> **Exercise**
Return the whole listing, keeping every character the same.

> **Records provided**
━━━━━━━━
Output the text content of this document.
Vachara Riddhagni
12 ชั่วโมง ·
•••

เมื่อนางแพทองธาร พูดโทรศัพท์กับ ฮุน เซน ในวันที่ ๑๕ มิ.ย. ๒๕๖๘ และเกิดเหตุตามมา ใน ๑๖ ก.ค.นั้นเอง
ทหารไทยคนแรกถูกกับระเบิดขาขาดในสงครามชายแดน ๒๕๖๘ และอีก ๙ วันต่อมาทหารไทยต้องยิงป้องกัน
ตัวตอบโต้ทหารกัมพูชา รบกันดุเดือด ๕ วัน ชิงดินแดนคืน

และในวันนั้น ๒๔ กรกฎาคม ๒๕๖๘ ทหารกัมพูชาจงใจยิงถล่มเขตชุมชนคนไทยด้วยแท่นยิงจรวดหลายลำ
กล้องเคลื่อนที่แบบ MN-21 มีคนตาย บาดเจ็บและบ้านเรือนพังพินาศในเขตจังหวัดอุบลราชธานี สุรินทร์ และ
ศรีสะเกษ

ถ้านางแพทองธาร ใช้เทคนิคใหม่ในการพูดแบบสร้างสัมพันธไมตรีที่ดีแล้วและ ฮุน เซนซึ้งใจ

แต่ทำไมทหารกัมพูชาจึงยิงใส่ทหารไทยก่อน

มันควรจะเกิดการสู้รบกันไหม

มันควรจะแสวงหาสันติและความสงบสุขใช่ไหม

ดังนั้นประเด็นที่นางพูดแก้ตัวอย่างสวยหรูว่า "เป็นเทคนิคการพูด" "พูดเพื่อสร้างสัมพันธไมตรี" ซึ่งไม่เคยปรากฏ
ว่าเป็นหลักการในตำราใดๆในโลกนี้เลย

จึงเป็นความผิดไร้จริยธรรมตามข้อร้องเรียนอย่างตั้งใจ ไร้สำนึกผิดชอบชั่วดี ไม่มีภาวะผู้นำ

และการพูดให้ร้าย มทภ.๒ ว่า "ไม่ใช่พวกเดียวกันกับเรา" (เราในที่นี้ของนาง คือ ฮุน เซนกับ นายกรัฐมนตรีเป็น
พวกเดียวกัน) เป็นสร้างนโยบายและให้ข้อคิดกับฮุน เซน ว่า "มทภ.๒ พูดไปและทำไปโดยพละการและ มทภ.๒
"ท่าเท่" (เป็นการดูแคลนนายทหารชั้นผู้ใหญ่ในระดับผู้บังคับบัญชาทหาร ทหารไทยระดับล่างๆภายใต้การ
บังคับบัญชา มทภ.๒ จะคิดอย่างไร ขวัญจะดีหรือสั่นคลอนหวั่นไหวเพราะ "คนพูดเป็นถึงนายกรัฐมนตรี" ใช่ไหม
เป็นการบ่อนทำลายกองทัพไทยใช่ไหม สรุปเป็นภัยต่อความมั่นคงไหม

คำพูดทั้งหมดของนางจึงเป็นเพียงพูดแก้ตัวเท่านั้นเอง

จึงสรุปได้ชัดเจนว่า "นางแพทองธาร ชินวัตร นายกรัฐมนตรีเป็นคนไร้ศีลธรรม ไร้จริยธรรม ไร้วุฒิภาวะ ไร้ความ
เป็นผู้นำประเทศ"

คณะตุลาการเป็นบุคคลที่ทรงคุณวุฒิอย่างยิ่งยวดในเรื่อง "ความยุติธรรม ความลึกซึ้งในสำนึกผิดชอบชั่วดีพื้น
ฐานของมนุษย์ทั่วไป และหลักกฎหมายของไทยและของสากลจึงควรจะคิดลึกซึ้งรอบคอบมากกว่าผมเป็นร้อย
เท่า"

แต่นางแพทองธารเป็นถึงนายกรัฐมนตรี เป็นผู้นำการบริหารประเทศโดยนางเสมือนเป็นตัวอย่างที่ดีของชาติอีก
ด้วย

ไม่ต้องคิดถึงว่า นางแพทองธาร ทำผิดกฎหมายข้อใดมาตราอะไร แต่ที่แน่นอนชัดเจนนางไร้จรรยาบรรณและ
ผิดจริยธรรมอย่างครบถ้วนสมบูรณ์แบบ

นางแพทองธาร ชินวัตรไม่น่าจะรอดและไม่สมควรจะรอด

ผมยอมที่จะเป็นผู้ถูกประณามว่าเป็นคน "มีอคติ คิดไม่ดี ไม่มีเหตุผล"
━━━━━━━━
> **Completed exercise**
Output the text content of this document.
Vachara Riddhagni
12 ชั่วโมง ·
•••

เมื่อนางแพทองธาร พูดโทรศัพท์กับ ฮุน เซน ในวันที่ ๑๕ มิ.ย. ๒๕๖๘ และเกิดเหตุตามมา ใน ๑๖ ก.ค.นั้นเอง
ทหารไทยคนแรกถูกกับระเบิดขาขาดในสงครามชายแดน ๒๕๖๘ และอีก ๙ วันต่อมาทหารไทยต้องยิงป้องกัน
ตัวตอบโต้ทหารกัมพูชา รบกันดุเดือด ๕ วัน ชิงดินแดนคืน

และในวันนั้น ๒๔ กรกฎาคม ๒๕๖๘ ทหารกัมพูชาจงใจยิงถล่มเขตชุมชนคนไทยด้วยแท่นยิงจรวดหลายลำ
กล้องเคลื่อนที่แบบ MN-21 มีคนตาย บาดเจ็บและบ้านเรือนพังพินาศในเขตจังหวัดอุบลราชธานี สุรินทร์ และ
ศรีสะเกษ

ถ้านางแพทองธาร ใช้เทคนิคใหม่ในการพูดแบบสร้างสัมพันธไมตรีที่ดีแล้วและ ฮุน เซนซึ้งใจ

แต่ทำไมทหารกัมพูชาจึงยิงใส่ทหารไทยก่อน

มันควรจะเกิดการสู้รบกันไหม

มันควรจะแสวงหาสันติและความสงบสุขใช่ไหม

ดังนั้นประเด็นที่นางพูดแก้ตัวอย่างสวยหรูว่า "เป็นเทคนิคการพูด" "พูดเพื่อสร้างสัมพันธไมตรี" ซึ่งไม่เคยปรากฏ
ว่าเป็นหลักการในตำราใดๆในโลกนี้เลย

จึงเป็นความผิดไร้จริยธรรมตามข้อร้องเรียนอย่างตั้งใจ ไร้สำนึกผิดชอบชั่วดี ไม่มีภาวะผู้นำ

และการพูดให้ร้าย มทภ.๒ ว่า "ไม่ใช่พวกเดียวกันกับเรา" (เราในที่นี้ของนาง คือ ฮุน เซนกับ นายกรัฐมนตรีเป็น
พวกเดียวกัน) เป็นสร้างนโยบายและให้ข้อคิดกับฮุน เซน ว่า "มทภ.๒ พูดไปและทำไปโดยพละการและ มทภ.๒
"ท่าเท่" (เป็นการดูแคลนนายทหารชั้นผู้ใหญ่ในระดับผู้บังคับบัญชาทหาร ทหารไทยระดับล่างๆภายใต้การ
บังคับบัญชา มทภ.๒ จะคิดอย่างไร ขวัญจะดีหรือสั่นคลอนหวั่นไหวเพราะ "คนพูดเป็นถึงนายกรัฐมนตรี" ใช่ไหม
เป็นการบ่อนทำลายกองทัพไทยใช่ไหม สรุปเป็นภัยต่อความมั่นคงไหม

คำพูดทั้งหมดของนางจึงเป็นเพียงพูดแก้ตัวเท่านั้นเอง

จึงสรุปได้ชัดเจนว่า "นางแพทองธาร ชินวัตร นายกรัฐมนตรีเป็นคนไร้ศีลธรรม ไร้จริยธรรม ไร้วุฒิภาวะ ไร้ความ
เป็นผู้นำประเทศ"

คณะตุลาการเป็นบุคคลที่ทรงคุณวุฒิอย่างยิ่งยวดในเรื่อง "ความยุติธรรม ความลึกซึ้งในสำนึกผิดชอบชั่วดีพื้น
ฐานของมนุษย์ทั่วไป และหลักกฎหมายของไทยและของสากลจึงควรจะคิดลึกซึ้งรอบคอบมากกว่าผมเป็นร้อย
เท่า"

แต่นางแพทองธารเป็นถึงนายกรัฐมนตรี เป็นผู้นำการบริหารประเทศโดยนางเสมือนเป็นตัวอย่างที่ดีของชาติอีก
ด้วย

ไม่ต้องคิดถึงว่า นางแพทองธาร ทำผิดกฎหมายข้อใดมาตราอะไร แต่ที่แน่นอนชัดเจนนางไร้จรรยาบรรณและ
ผิดจริยธรรมอย่างครบถ้วนสมบูรณ์แบบ

นางแพทองธาร ชินวัตรไม่น่าจะรอดและไม่สมควรจะรอด

ผมยอมที่จะเป็นผู้ถูกประณามว่าเป็นคน "มีอคติ คิดไม่ดี ไม่มีเหตุผล"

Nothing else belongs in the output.